(A run of records)
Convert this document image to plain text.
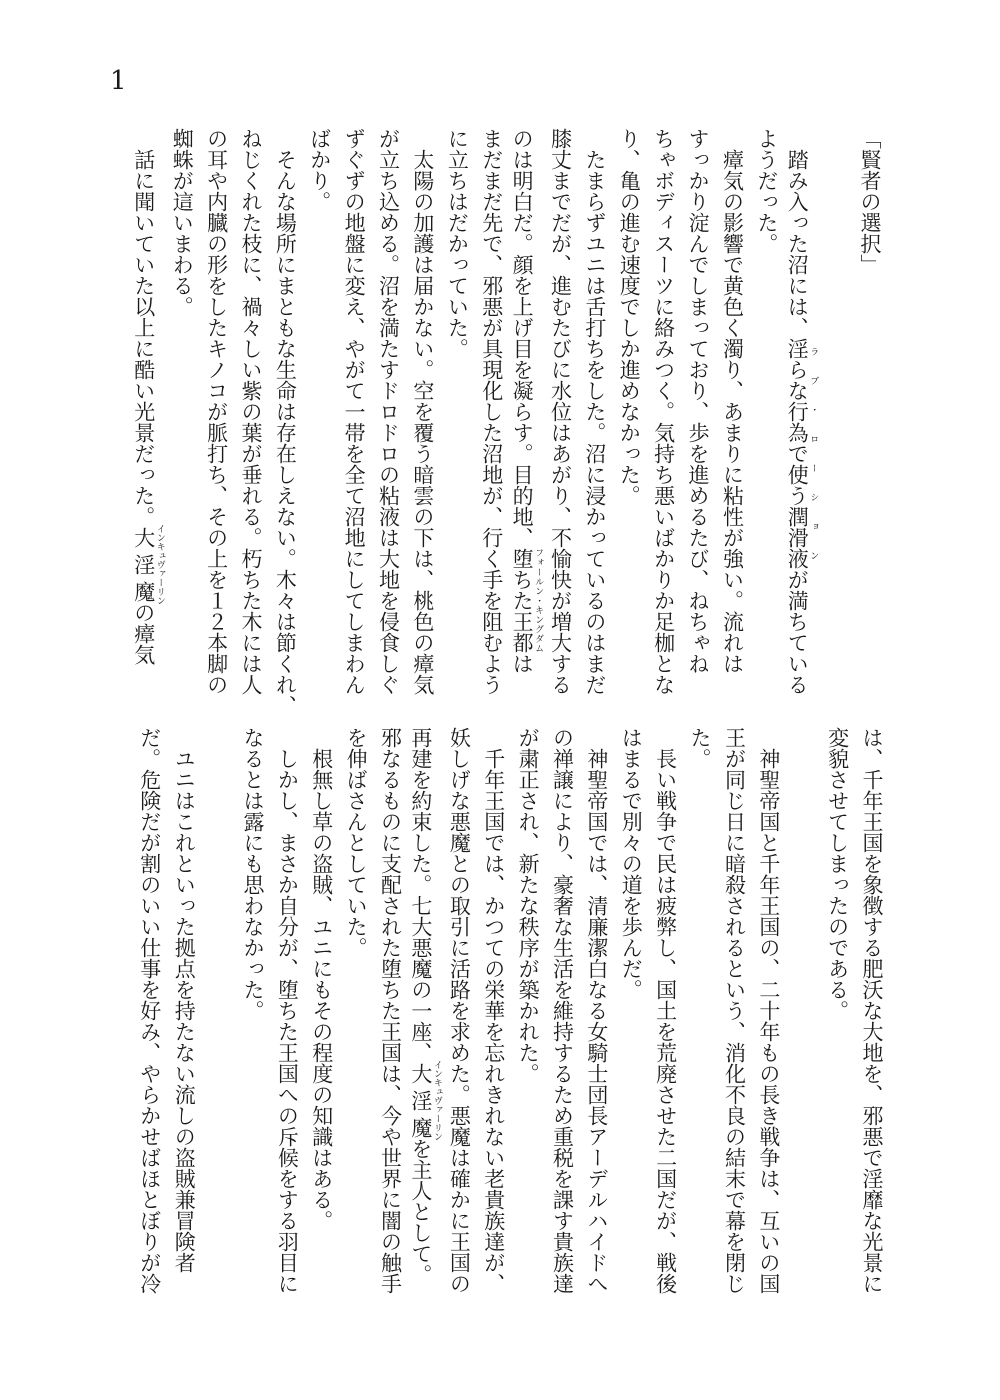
1
「賢者の選択」
　踏み入った沼には、淫らな行為で使う潤滑液 ラブ・ローションが満ちている
ようだった。
　瘴気の影響で黄色く濁り、あまりに粘性が強い。流れは
すっかり淀んでしまっており、歩を進めるたび、ねちゃね
ちゃボディスーツに絡みつく。気持ち悪いばかりか足枷とな
り、亀の進む速度でしか進めなかった。
　たまらずユニは舌打ちをした。沼に浸かっているのはまだ
膝丈までだが、進むたびに水位はあがり、不愉快が増大する
のは明白だ。顔を上げ目を凝らす。目的地、堕ちた王都 フォールン・キングダムは
まだまだ先で、邪悪が具現化した沼地が、行く手を阻むよう
に立ちはだかっていた。
　太陽の加護は届かない。空を覆う暗雲の下は、桃色の瘴気
が立ち込める。沼を満たすドロドロの粘液は大地を侵食しぐ
ずぐずの地盤に変え、やがて一帯を全て沼地にしてしまわん
ばかり。
　そんな場所にまともな生命は存在しえない。木々は節くれ、
ねじくれた枝に、禍々しい紫の葉が垂れる。朽ちた木には人
の耳や内臓の形をしたキノコが脈打ち、その上を１２本脚の
蜘蛛が這いまわる。
　話に聞いていた以上に酷い光景だった。大淫魔 インキュヴァーリンの瘴気
は、千年王国を象徴する肥沃な大地を、邪悪で淫靡な光景に
変貌させてしまったのである。
　神聖帝国と千年王国の、二十年もの長き戦争は、互いの国
王が同じ日に暗殺されるという、消化不良の結末で幕を閉じ
た。
　長い戦争で民は疲弊し、国土を荒廃させた二国だが、戦後
はまるで別々の道を歩んだ。
　神聖帝国では、清廉潔白なる女騎士団長アーデルハイドへ
の禅譲により、豪奢な生活を維持するため重税を課す貴族達
が粛正され、新たな秩序が築かれた。
　千年王国では、かつての栄華を忘れきれない老貴族達が、
妖しげな悪魔との取引に活路を求めた。悪魔は確かに王国の
再建を約束した。七大悪魔の一座、大淫魔 インキュヴァーリンを主人として。
邪なるものに支配された堕ちた王国は、今や世界に闇の触手
を伸ばさんとしていた。
　根無し草の盗賊、ユニにもその程度の知識はある。
　しかし、まさか自分が、堕ちた王国への斥候をする羽目に
なるとは露にも思わなかった。
　ユニはこれといった拠点を持たない流しの盗賊兼冒険者
だ。危険だが割のいい仕事を好み、やらかせばほとぼりが冷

Task brief: Exclude all images and restate the records above word for word.

Response to the exercise:
Convert this document image to plain text.
1
「賢者の選択」
　踏み入った沼には、淫らな行為で使う潤滑液 ラブ・ローションが満ちている
ようだった。
　瘴気の影響で黄色く濁り、あまりに粘性が強い。流れは
すっかり淀んでしまっており、歩を進めるたび、ねちゃね
ちゃボディスーツに絡みつく。気持ち悪いばかりか足枷とな
り、亀の進む速度でしか進めなかった。
　たまらずユニは舌打ちをした。沼に浸かっているのはまだ
膝丈までだが、進むたびに水位はあがり、不愉快が増大する
のは明白だ。顔を上げ目を凝らす。目的地、堕ちた王都 フォールン・キングダムは
まだまだ先で、邪悪が具現化した沼地が、行く手を阻むよう
に立ちはだかっていた。
　太陽の加護は届かない。空を覆う暗雲の下は、桃色の瘴気
が立ち込める。沼を満たすドロドロの粘液は大地を侵食しぐ
ずぐずの地盤に変え、やがて一帯を全て沼地にしてしまわん
ばかり。
　そんな場所にまともな生命は存在しえない。木々は節くれ、
ねじくれた枝に、禍々しい紫の葉が垂れる。朽ちた木には人
の耳や内臓の形をしたキノコが脈打ち、その上を１２本脚の
蜘蛛が這いまわる。
　話に聞いていた以上に酷い光景だった。大淫魔 インキュヴァーリンの瘴気
は、千年王国を象徴する肥沃な大地を、邪悪で淫靡な光景に
変貌させてしまったのである。
　神聖帝国と千年王国の、二十年もの長き戦争は、互いの国
王が同じ日に暗殺されるという、消化不良の結末で幕を閉じ
た。
　長い戦争で民は疲弊し、国土を荒廃させた二国だが、戦後
はまるで別々の道を歩んだ。
　神聖帝国では、清廉潔白なる女騎士団長アーデルハイドへ
の禅譲により、豪奢な生活を維持するため重税を課す貴族達
が粛正され、新たな秩序が築かれた。
　千年王国では、かつての栄華を忘れきれない老貴族達が、
妖しげな悪魔との取引に活路を求めた。悪魔は確かに王国の
再建を約束した。七大悪魔の一座、大淫魔 インキュヴァーリンを主人として。
邪なるものに支配された堕ちた王国は、今や世界に闇の触手
を伸ばさんとしていた。
　根無し草の盗賊、ユニにもその程度の知識はある。
　しかし、まさか自分が、堕ちた王国への斥候をする羽目に
なるとは露にも思わなかった。
　ユニはこれといった拠点を持たない流しの盗賊兼冒険者
だ。危険だが割のいい仕事を好み、やらかせばほとぼりが冷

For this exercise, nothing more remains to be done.